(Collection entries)
+-------+

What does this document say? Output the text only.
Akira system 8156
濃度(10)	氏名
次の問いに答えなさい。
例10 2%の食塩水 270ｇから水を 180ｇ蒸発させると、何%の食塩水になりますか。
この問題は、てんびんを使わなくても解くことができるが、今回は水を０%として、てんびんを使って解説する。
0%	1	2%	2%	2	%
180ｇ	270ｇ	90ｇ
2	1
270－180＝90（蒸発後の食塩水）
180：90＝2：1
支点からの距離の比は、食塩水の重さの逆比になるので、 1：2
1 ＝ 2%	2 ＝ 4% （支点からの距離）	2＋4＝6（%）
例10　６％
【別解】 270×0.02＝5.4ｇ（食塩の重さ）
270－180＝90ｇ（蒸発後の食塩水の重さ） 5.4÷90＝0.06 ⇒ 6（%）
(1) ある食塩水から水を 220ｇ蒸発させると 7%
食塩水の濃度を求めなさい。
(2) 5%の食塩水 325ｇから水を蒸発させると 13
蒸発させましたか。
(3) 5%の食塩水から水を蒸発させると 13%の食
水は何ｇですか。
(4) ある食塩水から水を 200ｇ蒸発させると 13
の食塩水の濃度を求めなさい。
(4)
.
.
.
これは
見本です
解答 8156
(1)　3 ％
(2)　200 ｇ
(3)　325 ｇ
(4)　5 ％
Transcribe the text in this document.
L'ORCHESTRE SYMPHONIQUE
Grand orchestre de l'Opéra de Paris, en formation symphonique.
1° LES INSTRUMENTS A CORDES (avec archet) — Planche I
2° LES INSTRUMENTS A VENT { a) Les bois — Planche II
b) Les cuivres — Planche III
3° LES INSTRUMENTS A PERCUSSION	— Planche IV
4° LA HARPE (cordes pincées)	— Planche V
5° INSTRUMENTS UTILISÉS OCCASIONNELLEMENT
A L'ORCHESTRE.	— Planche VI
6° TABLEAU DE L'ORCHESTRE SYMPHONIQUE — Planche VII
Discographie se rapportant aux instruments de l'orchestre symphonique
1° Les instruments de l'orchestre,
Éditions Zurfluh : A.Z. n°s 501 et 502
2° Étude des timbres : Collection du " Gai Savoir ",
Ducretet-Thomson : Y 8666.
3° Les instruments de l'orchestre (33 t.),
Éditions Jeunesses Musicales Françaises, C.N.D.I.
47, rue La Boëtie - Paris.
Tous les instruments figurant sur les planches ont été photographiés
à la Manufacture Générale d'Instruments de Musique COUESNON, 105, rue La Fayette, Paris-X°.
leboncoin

+-------+

== DIRECTIONS ==
Restate the whole listing exactly, leaving out nothing.

== SOLUTION FOR THIS TASK ==
What does this document say? Output the text only.
Akira system 8156
濃度(10)	氏名
次の問いに答えなさい。
例10 2%の食塩水 270ｇから水を 180ｇ蒸発させると、何%の食塩水になりますか。
この問題は、てんびんを使わなくても解くことができるが、今回は水を０%として、てんびんを使って解説する。
0%	1	2%	2%	2	%
180ｇ	270ｇ	90ｇ
2	1
270－180＝90（蒸発後の食塩水）
180：90＝2：1
支点からの距離の比は、食塩水の重さの逆比になるので、 1：2
1 ＝ 2%	2 ＝ 4% （支点からの距離）	2＋4＝6（%）
例10　６％
【別解】 270×0.02＝5.4ｇ（食塩の重さ）
270－180＝90ｇ（蒸発後の食塩水の重さ） 5.4÷90＝0.06 ⇒ 6（%）
(1) ある食塩水から水を 220ｇ蒸発させると 7%
食塩水の濃度を求めなさい。
(2) 5%の食塩水 325ｇから水を蒸発させると 13
蒸発させましたか。
(3) 5%の食塩水から水を蒸発させると 13%の食
水は何ｇですか。
(4) ある食塩水から水を 200ｇ蒸発させると 13
の食塩水の濃度を求めなさい。
(4)
.
.
.
これは
見本です
解答 8156
(1)　3 ％
(2)　200 ｇ
(3)　325 ｇ
(4)　5 ％
Transcribe the text in this document.
L'ORCHESTRE SYMPHONIQUE
Grand orchestre de l'Opéra de Paris, en formation symphonique.
1° LES INSTRUMENTS A CORDES (avec archet) — Planche I
2° LES INSTRUMENTS A VENT { a) Les bois — Planche II
b) Les cuivres — Planche III
3° LES INSTRUMENTS A PERCUSSION	— Planche IV
4° LA HARPE (cordes pincées)	— Planche V
5° INSTRUMENTS UTILISÉS OCCASIONNELLEMENT
A L'ORCHESTRE.	— Planche VI
6° TABLEAU DE L'ORCHESTRE SYMPHONIQUE — Planche VII
Discographie se rapportant aux instruments de l'orchestre symphonique
1° Les instruments de l'orchestre,
Éditions Zurfluh : A.Z. n°s 501 et 502
2° Étude des timbres : Collection du " Gai Savoir ",
Ducretet-Thomson : Y 8666.
3° Les instruments de l'orchestre (33 t.),
Éditions Jeunesses Musicales Françaises, C.N.D.I.
47, rue La Boëtie - Paris.
Tous les instruments figurant sur les planches ont été photographiés
à la Manufacture Générale d'Instruments de Musique COUESNON, 105, rue La Fayette, Paris-X°.
leboncoin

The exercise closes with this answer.